TASK TO CARRY OUT: Tally how many lines of these entries hold the string "image". Return the number alone.

MATERIAL PROVIDED:

----------------

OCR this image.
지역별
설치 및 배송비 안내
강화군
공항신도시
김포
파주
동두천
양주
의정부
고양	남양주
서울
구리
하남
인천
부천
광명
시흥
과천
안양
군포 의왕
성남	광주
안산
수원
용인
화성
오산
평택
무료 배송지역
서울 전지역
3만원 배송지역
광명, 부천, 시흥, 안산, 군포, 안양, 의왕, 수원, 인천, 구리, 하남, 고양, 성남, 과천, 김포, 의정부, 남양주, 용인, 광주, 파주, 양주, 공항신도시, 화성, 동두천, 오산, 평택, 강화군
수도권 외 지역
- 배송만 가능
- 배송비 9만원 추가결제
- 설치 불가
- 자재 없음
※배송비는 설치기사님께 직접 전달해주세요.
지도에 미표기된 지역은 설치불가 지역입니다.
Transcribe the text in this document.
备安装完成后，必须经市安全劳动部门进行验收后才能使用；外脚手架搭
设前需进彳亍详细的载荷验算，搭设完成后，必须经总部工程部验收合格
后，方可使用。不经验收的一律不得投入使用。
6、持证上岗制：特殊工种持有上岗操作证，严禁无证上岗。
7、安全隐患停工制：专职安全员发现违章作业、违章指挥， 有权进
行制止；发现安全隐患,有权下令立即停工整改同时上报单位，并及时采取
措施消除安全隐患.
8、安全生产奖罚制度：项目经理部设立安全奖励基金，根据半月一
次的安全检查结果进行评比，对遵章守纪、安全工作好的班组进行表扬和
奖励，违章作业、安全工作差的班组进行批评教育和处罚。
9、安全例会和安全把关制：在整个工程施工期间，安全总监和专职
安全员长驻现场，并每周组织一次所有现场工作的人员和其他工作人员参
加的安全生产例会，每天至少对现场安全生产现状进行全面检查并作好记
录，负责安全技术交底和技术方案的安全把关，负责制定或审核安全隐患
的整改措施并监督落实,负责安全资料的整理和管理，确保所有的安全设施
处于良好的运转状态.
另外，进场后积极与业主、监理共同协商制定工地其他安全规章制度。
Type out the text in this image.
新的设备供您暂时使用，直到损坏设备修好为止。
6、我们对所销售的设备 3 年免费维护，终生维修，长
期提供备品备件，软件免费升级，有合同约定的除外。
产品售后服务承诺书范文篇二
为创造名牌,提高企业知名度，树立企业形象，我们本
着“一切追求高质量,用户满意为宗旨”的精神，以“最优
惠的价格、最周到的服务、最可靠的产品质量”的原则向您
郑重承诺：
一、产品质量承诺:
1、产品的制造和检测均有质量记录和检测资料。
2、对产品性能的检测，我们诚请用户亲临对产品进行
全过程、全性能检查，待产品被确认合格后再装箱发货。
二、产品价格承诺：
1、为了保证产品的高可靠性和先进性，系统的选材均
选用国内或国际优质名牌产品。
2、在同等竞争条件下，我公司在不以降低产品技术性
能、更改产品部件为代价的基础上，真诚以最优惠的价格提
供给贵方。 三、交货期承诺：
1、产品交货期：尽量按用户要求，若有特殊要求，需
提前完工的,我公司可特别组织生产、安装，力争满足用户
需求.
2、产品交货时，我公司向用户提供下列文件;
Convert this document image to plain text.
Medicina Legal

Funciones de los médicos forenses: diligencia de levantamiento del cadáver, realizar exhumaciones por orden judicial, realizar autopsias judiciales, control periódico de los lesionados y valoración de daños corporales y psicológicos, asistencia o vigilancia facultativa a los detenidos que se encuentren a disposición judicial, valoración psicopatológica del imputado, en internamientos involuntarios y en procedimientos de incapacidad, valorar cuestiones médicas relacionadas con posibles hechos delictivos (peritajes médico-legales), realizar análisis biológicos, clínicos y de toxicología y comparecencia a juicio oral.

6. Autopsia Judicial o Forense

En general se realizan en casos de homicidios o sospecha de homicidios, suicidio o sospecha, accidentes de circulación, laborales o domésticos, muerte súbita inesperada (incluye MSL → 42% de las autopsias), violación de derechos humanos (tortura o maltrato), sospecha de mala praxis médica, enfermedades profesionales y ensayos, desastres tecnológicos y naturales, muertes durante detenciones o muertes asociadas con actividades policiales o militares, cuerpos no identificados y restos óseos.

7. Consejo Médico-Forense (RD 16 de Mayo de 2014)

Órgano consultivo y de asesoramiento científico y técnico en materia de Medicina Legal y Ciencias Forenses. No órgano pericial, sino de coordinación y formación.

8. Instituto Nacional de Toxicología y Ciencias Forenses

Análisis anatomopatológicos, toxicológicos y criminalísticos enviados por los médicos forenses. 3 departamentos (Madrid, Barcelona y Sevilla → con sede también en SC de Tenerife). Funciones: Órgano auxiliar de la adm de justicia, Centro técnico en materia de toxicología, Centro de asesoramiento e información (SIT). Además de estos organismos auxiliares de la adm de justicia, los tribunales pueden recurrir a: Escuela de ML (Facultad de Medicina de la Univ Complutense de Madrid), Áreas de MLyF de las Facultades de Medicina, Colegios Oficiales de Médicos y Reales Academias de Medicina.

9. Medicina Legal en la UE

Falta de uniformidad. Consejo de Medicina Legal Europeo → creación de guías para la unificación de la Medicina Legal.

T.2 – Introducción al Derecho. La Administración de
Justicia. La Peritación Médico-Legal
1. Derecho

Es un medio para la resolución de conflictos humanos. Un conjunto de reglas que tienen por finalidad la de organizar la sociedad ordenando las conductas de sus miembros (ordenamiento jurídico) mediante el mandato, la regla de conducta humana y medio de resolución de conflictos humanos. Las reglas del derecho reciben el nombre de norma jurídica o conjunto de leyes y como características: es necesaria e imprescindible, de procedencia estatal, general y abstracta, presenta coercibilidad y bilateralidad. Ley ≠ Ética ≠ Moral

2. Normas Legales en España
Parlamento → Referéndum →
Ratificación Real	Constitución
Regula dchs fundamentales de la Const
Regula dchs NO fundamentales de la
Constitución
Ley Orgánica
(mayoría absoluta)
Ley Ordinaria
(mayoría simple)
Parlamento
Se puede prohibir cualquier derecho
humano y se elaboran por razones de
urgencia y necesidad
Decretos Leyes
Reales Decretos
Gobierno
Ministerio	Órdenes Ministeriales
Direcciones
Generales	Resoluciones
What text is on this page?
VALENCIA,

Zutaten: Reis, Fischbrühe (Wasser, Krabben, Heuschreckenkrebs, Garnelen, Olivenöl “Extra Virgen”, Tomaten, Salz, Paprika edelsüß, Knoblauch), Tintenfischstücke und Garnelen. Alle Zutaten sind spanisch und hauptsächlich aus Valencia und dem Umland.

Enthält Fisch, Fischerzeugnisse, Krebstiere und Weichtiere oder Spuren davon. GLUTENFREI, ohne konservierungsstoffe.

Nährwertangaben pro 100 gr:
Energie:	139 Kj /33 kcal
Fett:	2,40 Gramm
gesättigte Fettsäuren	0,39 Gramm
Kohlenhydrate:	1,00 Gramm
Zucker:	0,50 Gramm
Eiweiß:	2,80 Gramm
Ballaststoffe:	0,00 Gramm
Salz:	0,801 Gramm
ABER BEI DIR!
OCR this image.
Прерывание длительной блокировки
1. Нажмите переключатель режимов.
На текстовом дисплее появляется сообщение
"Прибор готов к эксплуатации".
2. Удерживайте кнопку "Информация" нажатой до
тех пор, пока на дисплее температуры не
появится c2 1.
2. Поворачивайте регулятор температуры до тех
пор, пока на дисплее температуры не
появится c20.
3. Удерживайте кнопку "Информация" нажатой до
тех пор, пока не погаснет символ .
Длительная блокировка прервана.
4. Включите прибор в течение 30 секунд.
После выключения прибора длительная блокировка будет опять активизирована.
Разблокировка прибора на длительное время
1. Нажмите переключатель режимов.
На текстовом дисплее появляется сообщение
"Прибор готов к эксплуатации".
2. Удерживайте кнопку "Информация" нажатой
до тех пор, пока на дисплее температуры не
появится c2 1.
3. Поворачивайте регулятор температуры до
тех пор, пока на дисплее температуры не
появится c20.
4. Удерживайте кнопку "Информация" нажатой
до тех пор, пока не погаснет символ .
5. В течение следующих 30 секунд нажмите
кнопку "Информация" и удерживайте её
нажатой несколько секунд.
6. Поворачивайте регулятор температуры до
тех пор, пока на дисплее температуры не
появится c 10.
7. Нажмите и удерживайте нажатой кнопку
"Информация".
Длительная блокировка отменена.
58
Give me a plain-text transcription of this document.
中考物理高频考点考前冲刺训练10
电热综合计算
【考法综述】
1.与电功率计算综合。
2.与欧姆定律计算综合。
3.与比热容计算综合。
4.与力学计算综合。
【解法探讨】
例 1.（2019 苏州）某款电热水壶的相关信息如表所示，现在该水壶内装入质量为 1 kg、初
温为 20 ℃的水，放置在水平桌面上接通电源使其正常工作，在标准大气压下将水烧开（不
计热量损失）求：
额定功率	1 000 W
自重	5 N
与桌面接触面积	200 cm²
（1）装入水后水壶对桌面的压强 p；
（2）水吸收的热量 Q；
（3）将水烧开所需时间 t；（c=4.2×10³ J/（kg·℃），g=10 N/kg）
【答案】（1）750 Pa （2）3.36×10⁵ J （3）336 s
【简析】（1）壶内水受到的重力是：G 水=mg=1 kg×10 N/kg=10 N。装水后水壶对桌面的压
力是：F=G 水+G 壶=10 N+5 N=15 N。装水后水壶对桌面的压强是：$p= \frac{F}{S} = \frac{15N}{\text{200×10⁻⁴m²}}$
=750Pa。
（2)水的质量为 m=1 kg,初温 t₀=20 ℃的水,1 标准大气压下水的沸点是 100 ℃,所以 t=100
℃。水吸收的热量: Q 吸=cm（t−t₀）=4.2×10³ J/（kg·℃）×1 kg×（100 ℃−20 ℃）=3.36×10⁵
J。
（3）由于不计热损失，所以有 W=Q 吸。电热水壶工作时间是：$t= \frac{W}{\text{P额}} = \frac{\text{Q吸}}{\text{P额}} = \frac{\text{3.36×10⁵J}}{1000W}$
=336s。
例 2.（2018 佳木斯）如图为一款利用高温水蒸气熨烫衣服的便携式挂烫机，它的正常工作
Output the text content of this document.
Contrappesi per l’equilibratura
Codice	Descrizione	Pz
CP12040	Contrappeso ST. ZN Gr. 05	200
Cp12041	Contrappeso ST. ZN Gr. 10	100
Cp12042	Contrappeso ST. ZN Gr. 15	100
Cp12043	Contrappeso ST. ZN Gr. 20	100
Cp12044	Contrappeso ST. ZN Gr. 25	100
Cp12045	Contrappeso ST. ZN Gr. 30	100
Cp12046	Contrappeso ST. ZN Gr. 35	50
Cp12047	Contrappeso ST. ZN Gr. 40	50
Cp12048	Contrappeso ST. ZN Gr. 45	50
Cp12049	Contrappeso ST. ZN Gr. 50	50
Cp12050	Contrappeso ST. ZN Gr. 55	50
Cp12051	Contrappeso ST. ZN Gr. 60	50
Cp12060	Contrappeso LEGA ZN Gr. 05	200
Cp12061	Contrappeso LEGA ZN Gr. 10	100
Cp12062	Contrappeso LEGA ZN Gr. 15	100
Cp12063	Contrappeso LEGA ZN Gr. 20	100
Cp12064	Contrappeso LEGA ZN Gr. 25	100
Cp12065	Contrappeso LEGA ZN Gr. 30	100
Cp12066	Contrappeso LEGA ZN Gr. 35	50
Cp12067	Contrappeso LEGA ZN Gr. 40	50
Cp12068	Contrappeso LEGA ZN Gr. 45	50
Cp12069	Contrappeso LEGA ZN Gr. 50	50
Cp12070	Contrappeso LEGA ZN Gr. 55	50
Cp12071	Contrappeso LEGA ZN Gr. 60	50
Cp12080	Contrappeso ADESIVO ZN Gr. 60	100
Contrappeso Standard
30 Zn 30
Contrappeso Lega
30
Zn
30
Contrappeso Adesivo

----------------

FULL ANSWER: 4